# [Direction]
Please reproduce the data below exactly, line for line, leaving out the pictures.

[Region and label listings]

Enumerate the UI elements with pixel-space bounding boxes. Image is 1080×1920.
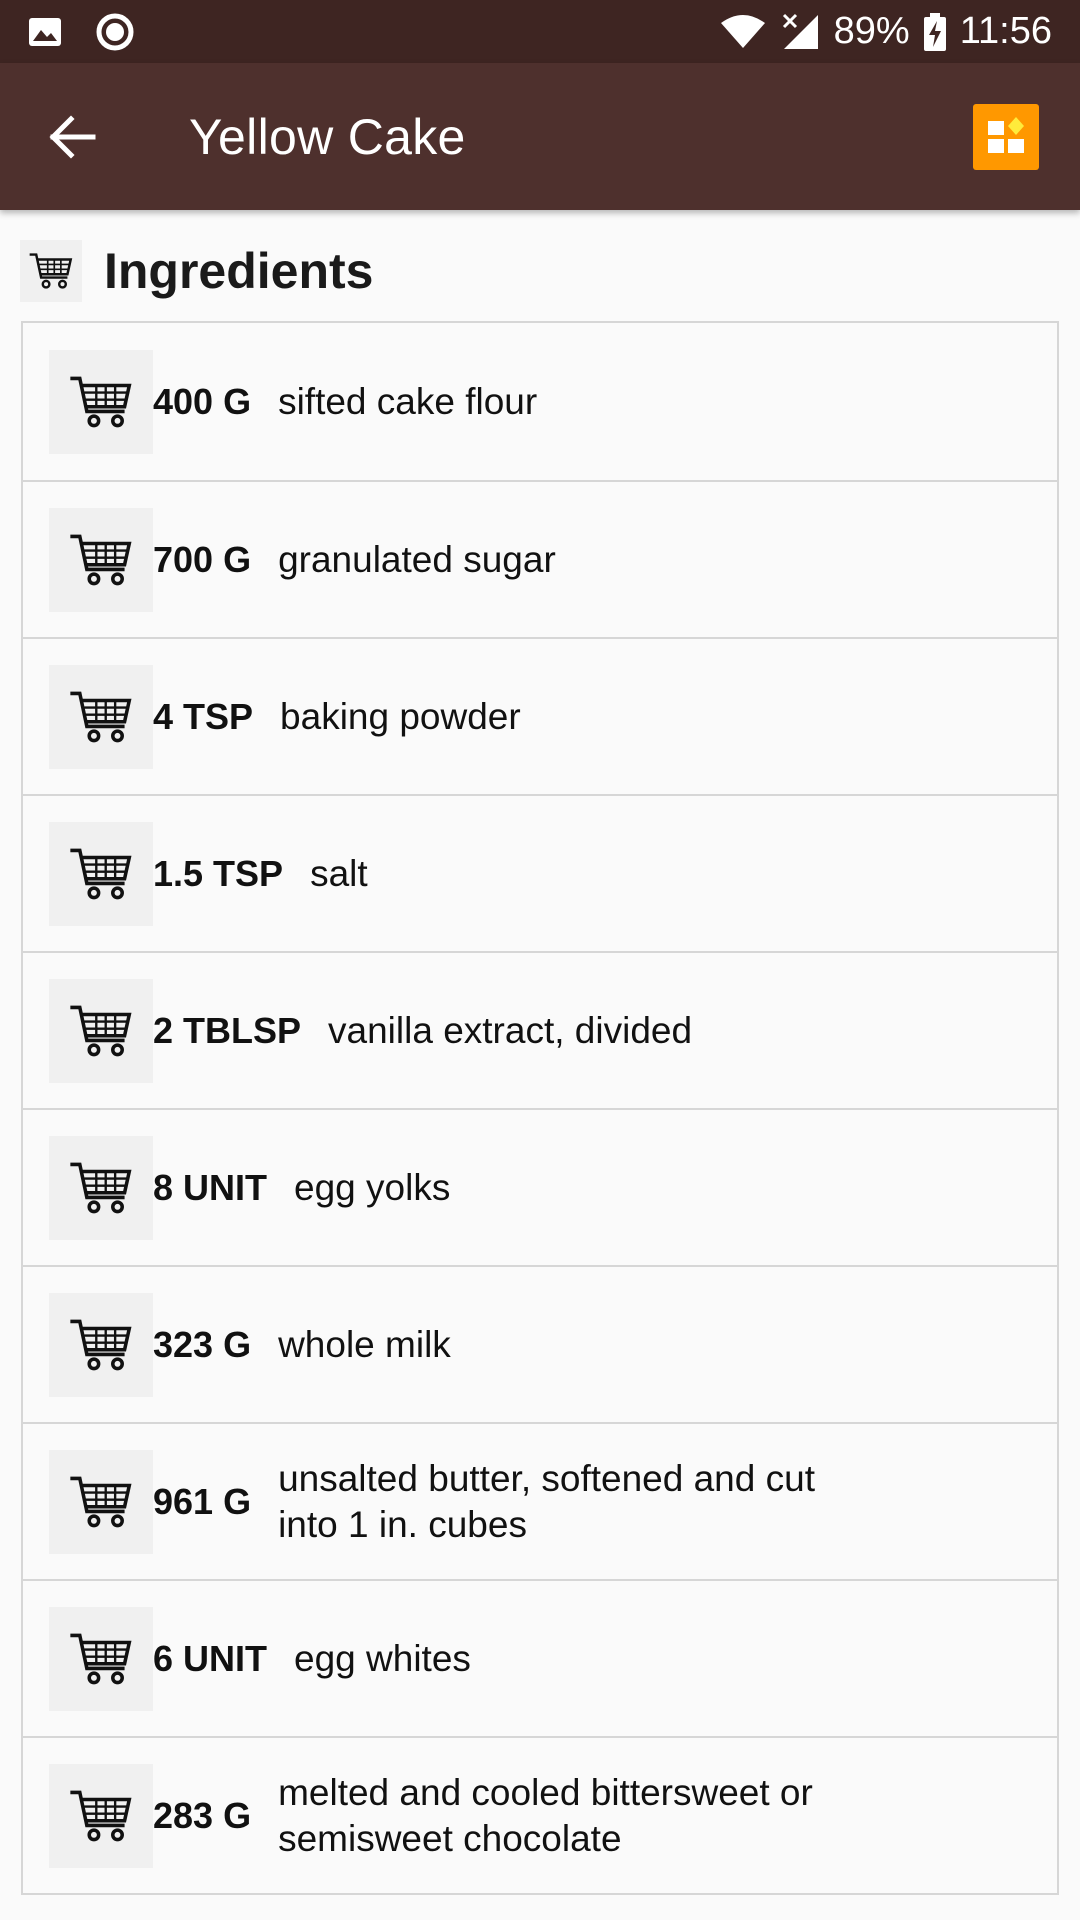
battery-percent: 89% [833,10,910,52]
ingredient-name: granulated sugar [278,538,556,580]
grid-view-icon [988,116,1024,153]
add-to-cart-button[interactable] [49,978,153,1083]
ingredient-quantity: 283 G [153,1794,252,1836]
ingredient-row[interactable]: 700 G granulated sugar [23,480,1057,637]
shopping-cart-icon [70,1319,132,1370]
status-bar: 89% 11:56 [0,0,1080,63]
shopping-cart-icon [70,1633,132,1684]
ingredient-row[interactable]: 8 UNIT egg yolks [23,1108,1057,1265]
section-title: Ingredients [104,243,374,299]
ingredient-name: sifted cake flour [278,380,538,422]
ingredient-quantity: 700 G [153,538,252,580]
ingredient-name: vanilla extract, divided [328,1009,693,1051]
page-title: Yellow Cake [189,108,466,165]
ingredient-row[interactable]: 4 TSP baking powder [23,637,1057,794]
ingredient-quantity: 8 UNIT [153,1166,268,1208]
add-to-cart-button[interactable] [49,821,153,926]
shopping-cart-icon [70,1476,132,1527]
ingredients-header: Ingredients [20,232,373,310]
ingredient-quantity: 323 G [153,1323,252,1365]
add-to-cart-button[interactable] [49,1763,153,1868]
shopping-cart-icon [70,376,132,427]
ingredient-quantity: 4 TSP [153,695,254,737]
gallery-notification-icon [28,17,62,47]
ingredient-quantity: 961 G [153,1480,252,1522]
signal-icon [780,13,820,51]
record-notification-icon [96,13,134,51]
shopping-cart-icon [70,1790,132,1841]
ingredient-row[interactable]: 6 UNIT egg whites [23,1579,1057,1736]
grid-view-button[interactable] [973,103,1039,170]
battery-charging-icon [923,12,946,51]
ingredient-row[interactable]: 2 TBLSP vanilla extract, divided [23,951,1057,1108]
ingredient-name: egg yolks [294,1166,451,1208]
shopping-cart-icon [70,1005,132,1056]
add-to-cart-button[interactable] [49,1449,153,1554]
ingredient-name: unsalted butter, softened and cut into 1… [278,1457,815,1545]
ingredient-name: whole milk [278,1323,451,1365]
add-to-cart-button[interactable] [49,1292,153,1397]
ingredient-quantity: 6 UNIT [153,1637,268,1679]
app-bar: Yellow Cake [0,63,1080,210]
ingredient-quantity: 2 TBLSP [153,1009,302,1051]
shopping-cart-icon [70,848,132,899]
ingredient-name: baking powder [280,695,521,737]
clock: 11:56 [959,10,1052,52]
arrow-back-icon [49,114,96,159]
ingredient-name: egg whites [294,1637,471,1679]
ingredient-quantity: 400 G [153,380,252,422]
add-to-cart-button[interactable] [49,1606,153,1711]
shopping-cart-icon [70,1162,132,1213]
ingredient-row[interactable]: 400 G sifted cake flour [23,323,1057,480]
add-to-cart-button[interactable] [49,664,153,769]
add-to-cart-button[interactable] [49,507,153,612]
wifi-icon [720,14,766,49]
shopping-cart-icon [70,691,132,742]
shopping-cart-icon [20,240,82,302]
back-button[interactable] [23,87,123,187]
ingredient-row[interactable]: 1.5 TSP salt [23,794,1057,951]
add-to-cart-button[interactable] [49,1135,153,1240]
ingredient-quantity: 1.5 TSP [153,852,284,894]
ingredient-row[interactable]: 283 G melted and cooled bittersweet or s… [23,1736,1057,1893]
add-to-cart-button[interactable] [49,349,153,454]
shopping-cart-icon [70,534,132,585]
ingredient-name: melted and cooled bittersweet or semiswe… [278,1771,813,1859]
ingredient-list: 400 G sifted cake flour 700 G granulated… [21,321,1059,1895]
ingredient-row[interactable]: 323 G whole milk [23,1265,1057,1422]
ingredient-name: salt [310,852,368,894]
ingredient-row[interactable]: 961 G unsalted butter, softened and cut … [23,1422,1057,1579]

# [Result of this exercise]
Enumerate the UI elements with pixel-space bounding boxes. Image is 1080×1920.
battery-percent: 89% [833,10,910,52]
ingredient-name: granulated sugar [278,538,556,580]
grid-view-icon [988,116,1024,153]
add-to-cart-button[interactable] [49,978,153,1083]
ingredient-quantity: 283 G [153,1794,252,1836]
ingredient-row[interactable]: 700 G granulated sugar [23,480,1057,637]
shopping-cart-icon [70,1319,132,1370]
status-bar: 89% 11:56 [0,0,1080,63]
shopping-cart-icon [70,1633,132,1684]
ingredient-row[interactable]: 8 UNIT egg yolks [23,1108,1057,1265]
section-title: Ingredients [104,243,374,299]
ingredient-name: sifted cake flour [278,380,538,422]
ingredient-quantity: 700 G [153,538,252,580]
ingredient-name: vanilla extract, divided [328,1009,693,1051]
page-title: Yellow Cake [189,108,466,165]
ingredient-row[interactable]: 4 TSP baking powder [23,637,1057,794]
ingredient-quantity: 8 UNIT [153,1166,268,1208]
add-to-cart-button[interactable] [49,821,153,926]
shopping-cart-icon [70,1476,132,1527]
ingredients-header: Ingredients [20,232,373,310]
ingredient-quantity: 323 G [153,1323,252,1365]
add-to-cart-button[interactable] [49,1763,153,1868]
shopping-cart-icon [70,376,132,427]
ingredient-quantity: 4 TSP [153,695,254,737]
gallery-notification-icon [28,17,62,47]
ingredient-quantity: 961 G [153,1480,252,1522]
signal-icon [780,13,820,51]
record-notification-icon [96,13,134,51]
shopping-cart-icon [70,1790,132,1841]
ingredient-row[interactable]: 6 UNIT egg whites [23,1579,1057,1736]
grid-view-button[interactable] [973,103,1039,170]
battery-charging-icon [923,12,946,51]
ingredient-row[interactable]: 2 TBLSP vanilla extract, divided [23,951,1057,1108]
ingredient-name: egg yolks [294,1166,451,1208]
shopping-cart-icon [70,1005,132,1056]
add-to-cart-button[interactable] [49,1449,153,1554]
ingredient-name: unsalted butter, softened and cut into 1… [278,1457,815,1545]
ingredient-name: whole milk [278,1323,451,1365]
add-to-cart-button[interactable] [49,1292,153,1397]
ingredient-quantity: 6 UNIT [153,1637,268,1679]
app-bar: Yellow Cake [0,63,1080,210]
ingredient-quantity: 2 TBLSP [153,1009,302,1051]
shopping-cart-icon [70,848,132,899]
ingredient-name: baking powder [280,695,521,737]
clock: 11:56 [959,10,1052,52]
arrow-back-icon [49,114,96,159]
ingredient-name: egg whites [294,1637,471,1679]
ingredient-quantity: 400 G [153,380,252,422]
add-to-cart-button[interactable] [49,1606,153,1711]
shopping-cart-icon [70,1162,132,1213]
ingredient-row[interactable]: 400 G sifted cake flour [23,323,1057,480]
add-to-cart-button[interactable] [49,664,153,769]
add-to-cart-button[interactable] [49,507,153,612]
wifi-icon [720,14,766,49]
shopping-cart-icon [70,691,132,742]
shopping-cart-icon [20,240,82,302]
back-button[interactable] [23,87,123,187]
ingredient-row[interactable]: 1.5 TSP salt [23,794,1057,951]
add-to-cart-button[interactable] [49,1135,153,1240]
ingredient-quantity: 1.5 TSP [153,852,284,894]
ingredient-row[interactable]: 283 G melted and cooled bittersweet or s… [23,1736,1057,1893]
add-to-cart-button[interactable] [49,349,153,454]
shopping-cart-icon [70,534,132,585]
ingredient-name: melted and cooled bittersweet or semiswe… [278,1771,813,1859]
ingredient-list: 400 G sifted cake flour 700 G granulated… [21,321,1059,1895]
ingredient-row[interactable]: 323 G whole milk [23,1265,1057,1422]
ingredient-name: salt [310,852,368,894]
ingredient-row[interactable]: 961 G unsalted butter, softened and cut … [23,1422,1057,1579]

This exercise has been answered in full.